* Given records
* begin *

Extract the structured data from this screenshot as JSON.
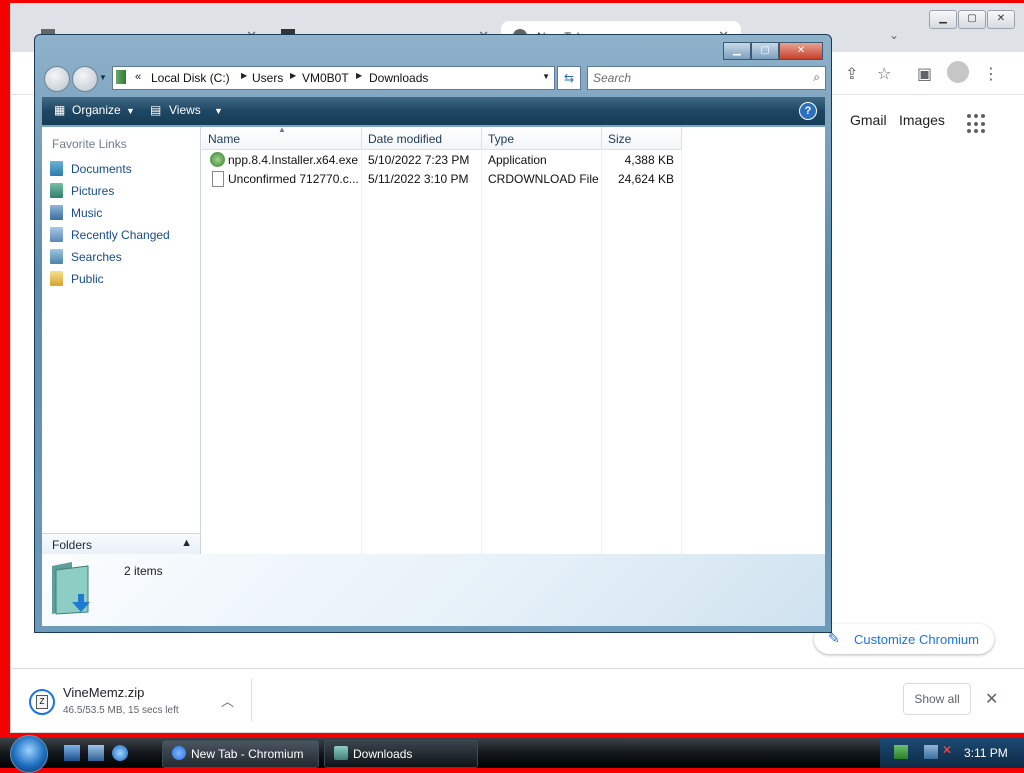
{
  "chrome": {
    "tabs": [
      "",
      "",
      "New Tab"
    ],
    "ntp_links": [
      "Gmail",
      "Images"
    ],
    "customize_label": "Customize Chromium",
    "download": {
      "name": "VineMemz.zip",
      "status": "46.5/53.5 MB, 15 secs left"
    },
    "show_all_label": "Show all"
  },
  "explorer": {
    "address": [
      "Local Disk (C:)",
      "Users",
      "VM0B0T",
      "Downloads"
    ],
    "search_placeholder": "Search",
    "commands": {
      "organize": "Organize",
      "views": "Views"
    },
    "nav": {
      "heading": "Favorite Links",
      "items": [
        {
          "label": "Documents",
          "icon": "documents-icon"
        },
        {
          "label": "Pictures",
          "icon": "pictures-icon"
        },
        {
          "label": "Music",
          "icon": "music-icon"
        },
        {
          "label": "Recently Changed",
          "icon": "recent-icon"
        },
        {
          "label": "Searches",
          "icon": "searches-icon"
        },
        {
          "label": "Public",
          "icon": "public-folder-icon"
        }
      ],
      "folders_label": "Folders"
    },
    "columns": [
      "Name",
      "Date modified",
      "Type",
      "Size"
    ],
    "files": [
      {
        "name": "npp.8.4.Installer.x64.exe",
        "date": "5/10/2022 7:23 PM",
        "type": "Application",
        "size": "4,388 KB",
        "icon": "installer-icon"
      },
      {
        "name": "Unconfirmed 712770.c...",
        "date": "5/11/2022 3:10 PM",
        "type": "CRDOWNLOAD File",
        "size": "24,624 KB",
        "icon": "file-icon"
      }
    ],
    "item_count": "2 items"
  },
  "taskbar": {
    "tasks": [
      "New Tab - Chromium",
      "Downloads"
    ],
    "clock": "3:11 PM"
  }
}
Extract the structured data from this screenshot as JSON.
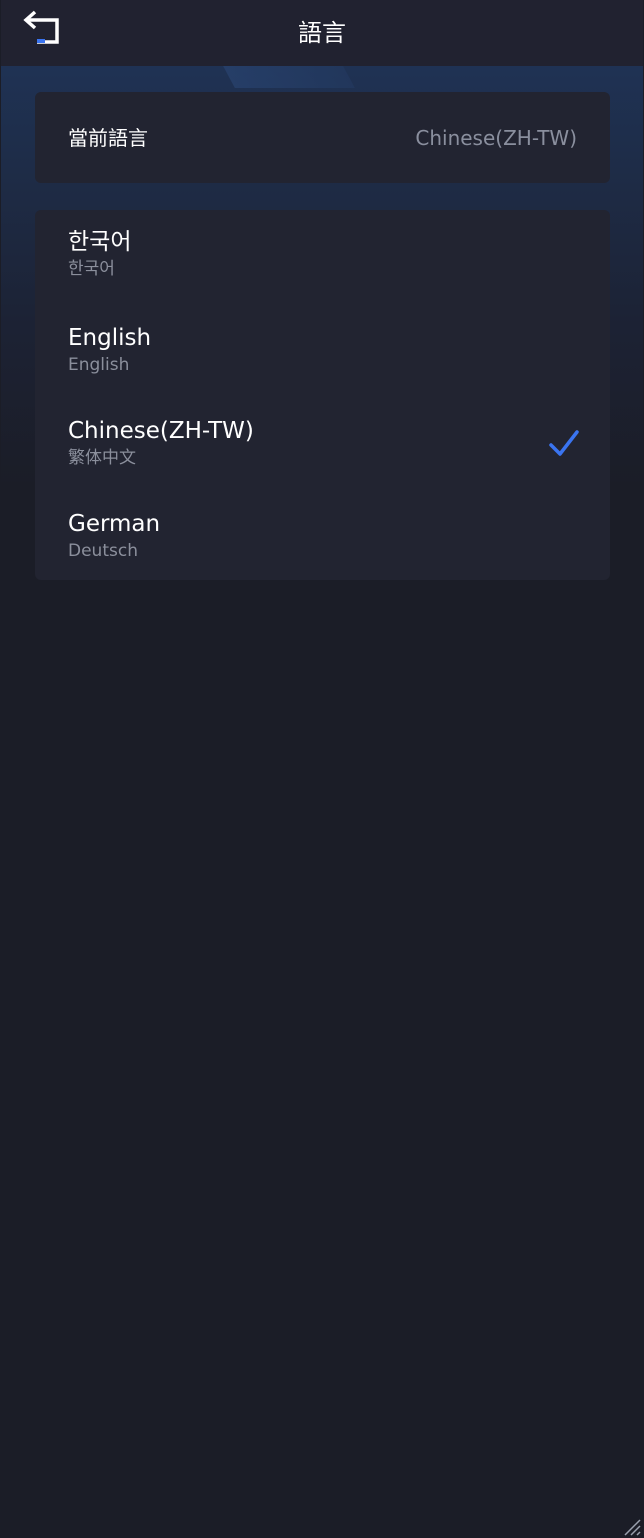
{
  "header": {
    "title": "語言",
    "back_icon": "back-arrow-icon"
  },
  "current": {
    "label": "當前語言",
    "value": "Chinese(ZH-TW)"
  },
  "languages": [
    {
      "name": "한국어",
      "native": "한국어",
      "selected": false
    },
    {
      "name": "English",
      "native": "English",
      "selected": false
    },
    {
      "name": "Chinese(ZH-TW)",
      "native": "繁体中文",
      "selected": true
    },
    {
      "name": "German",
      "native": "Deutsch",
      "selected": false
    }
  ],
  "colors": {
    "background": "#1b1d27",
    "topbar": "#212230",
    "card": "#222431",
    "accent": "#3a74f0",
    "muted_text": "#8a8f9e"
  }
}
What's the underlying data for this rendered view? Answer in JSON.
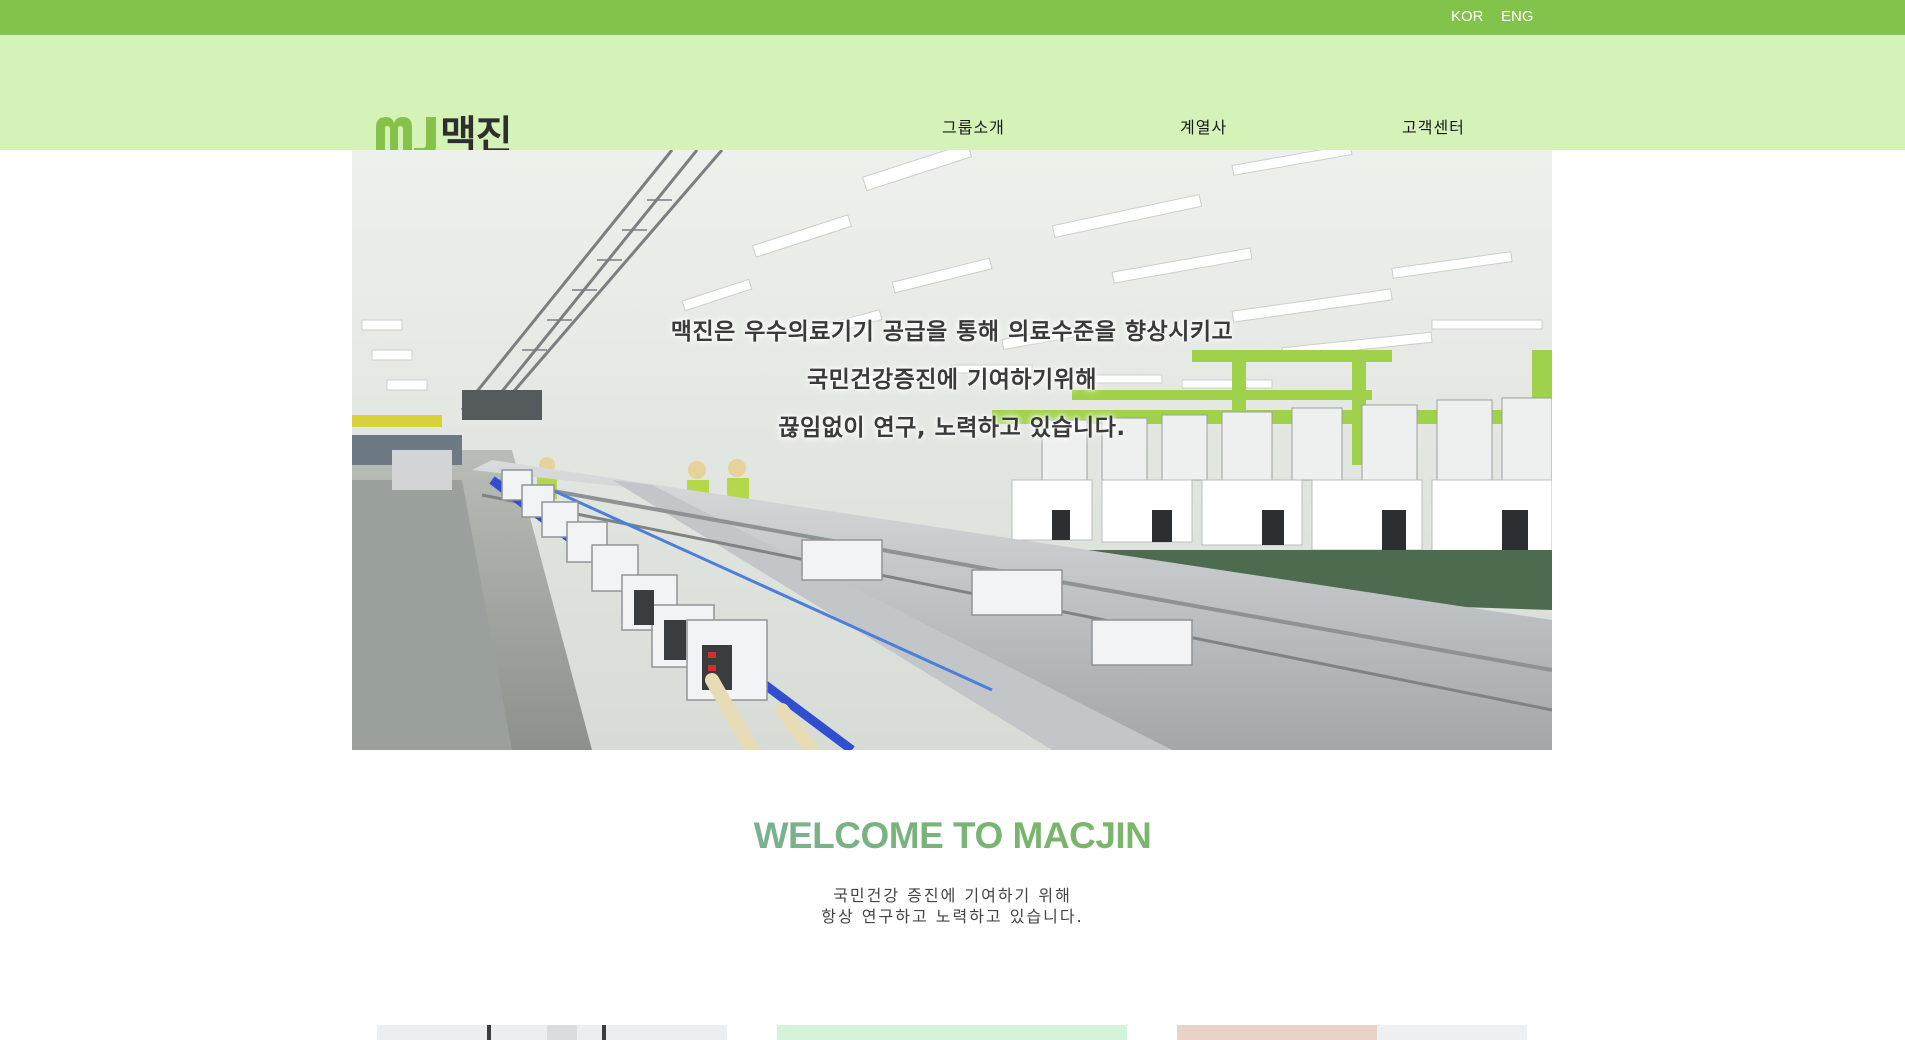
{
  "topbar": {
    "lang_kor": "KOR",
    "lang_eng": "ENG",
    "color": "#82c34c"
  },
  "header": {
    "logo_text": "맥진",
    "logo_mark": "MJ",
    "nav": [
      "그룹소개",
      "계열사",
      "고객센터"
    ],
    "color": "#d5f3b8"
  },
  "hero": {
    "lines": [
      "맥진은 우수의료기기 공급을 통해 의료수준을 향상시키고",
      "국민건강증진에 기여하기위해",
      "끊임없이 연구, 노력하고 있습니다."
    ]
  },
  "welcome": {
    "title": "WELCOME TO MACJIN",
    "sub1": "국민건강 증진에 기여하기 위해",
    "sub2": "항상 연구하고 노력하고 있습니다."
  },
  "cards": [
    "doctor-photo",
    "green-panel",
    "product-photo"
  ]
}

* end *

* Task directions
Retype everything in the material word for word, minus pictures.

* Result of this exercise
Extract the structured data from this screenshot as JSON.
{
  "chrome": {
    "tabs": [
      "",
      "",
      "New Tab"
    ],
    "ntp_links": [
      "Gmail",
      "Images"
    ],
    "customize_label": "Customize Chromium",
    "download": {
      "name": "VineMemz.zip",
      "status": "46.5/53.5 MB, 15 secs left"
    },
    "show_all_label": "Show all"
  },
  "explorer": {
    "address": [
      "Local Disk (C:)",
      "Users",
      "VM0B0T",
      "Downloads"
    ],
    "search_placeholder": "Search",
    "commands": {
      "organize": "Organize",
      "views": "Views"
    },
    "nav": {
      "heading": "Favorite Links",
      "items": [
        {
          "label": "Documents",
          "icon": "documents-icon"
        },
        {
          "label": "Pictures",
          "icon": "pictures-icon"
        },
        {
          "label": "Music",
          "icon": "music-icon"
        },
        {
          "label": "Recently Changed",
          "icon": "recent-icon"
        },
        {
          "label": "Searches",
          "icon": "searches-icon"
        },
        {
          "label": "Public",
          "icon": "public-folder-icon"
        }
      ],
      "folders_label": "Folders"
    },
    "columns": [
      "Name",
      "Date modified",
      "Type",
      "Size"
    ],
    "files": [
      {
        "name": "npp.8.4.Installer.x64.exe",
        "date": "5/10/2022 7:23 PM",
        "type": "Application",
        "size": "4,388 KB",
        "icon": "installer-icon"
      },
      {
        "name": "Unconfirmed 712770.c...",
        "date": "5/11/2022 3:10 PM",
        "type": "CRDOWNLOAD File",
        "size": "24,624 KB",
        "icon": "file-icon"
      }
    ],
    "item_count": "2 items"
  },
  "taskbar": {
    "tasks": [
      "New Tab - Chromium",
      "Downloads"
    ],
    "clock": "3:11 PM"
  }
}
Extract the structured data from this screenshot as JSON.
{
  "header": {
    "title": "語言",
    "back_icon": "back-arrow-icon"
  },
  "current": {
    "label": "當前語言",
    "value": "Chinese(ZH-TW)"
  },
  "languages": [
    {
      "name": "한국어",
      "native": "한국어",
      "selected": false
    },
    {
      "name": "English",
      "native": "English",
      "selected": false
    },
    {
      "name": "Chinese(ZH-TW)",
      "native": "繁体中文",
      "selected": true
    },
    {
      "name": "German",
      "native": "Deutsch",
      "selected": false
    }
  ],
  "colors": {
    "background": "#1b1d27",
    "topbar": "#212230",
    "card": "#222431",
    "accent": "#3a74f0",
    "muted_text": "#8a8f9e"
  }
}
What's the underlying data for this rendered view? Answer in JSON.
{
  "topbar": {
    "lang_kor": "KOR",
    "lang_eng": "ENG",
    "color": "#82c34c"
  },
  "header": {
    "logo_text": "맥진",
    "logo_mark": "MJ",
    "nav": [
      "그룹소개",
      "계열사",
      "고객센터"
    ],
    "color": "#d5f3b8"
  },
  "hero": {
    "lines": [
      "맥진은 우수의료기기 공급을 통해 의료수준을 향상시키고",
      "국민건강증진에 기여하기위해",
      "끊임없이 연구, 노력하고 있습니다."
    ]
  },
  "welcome": {
    "title": "WELCOME TO MACJIN",
    "sub1": "국민건강 증진에 기여하기 위해",
    "sub2": "항상 연구하고 노력하고 있습니다."
  },
  "cards": [
    "doctor-photo",
    "green-panel",
    "product-photo"
  ]
}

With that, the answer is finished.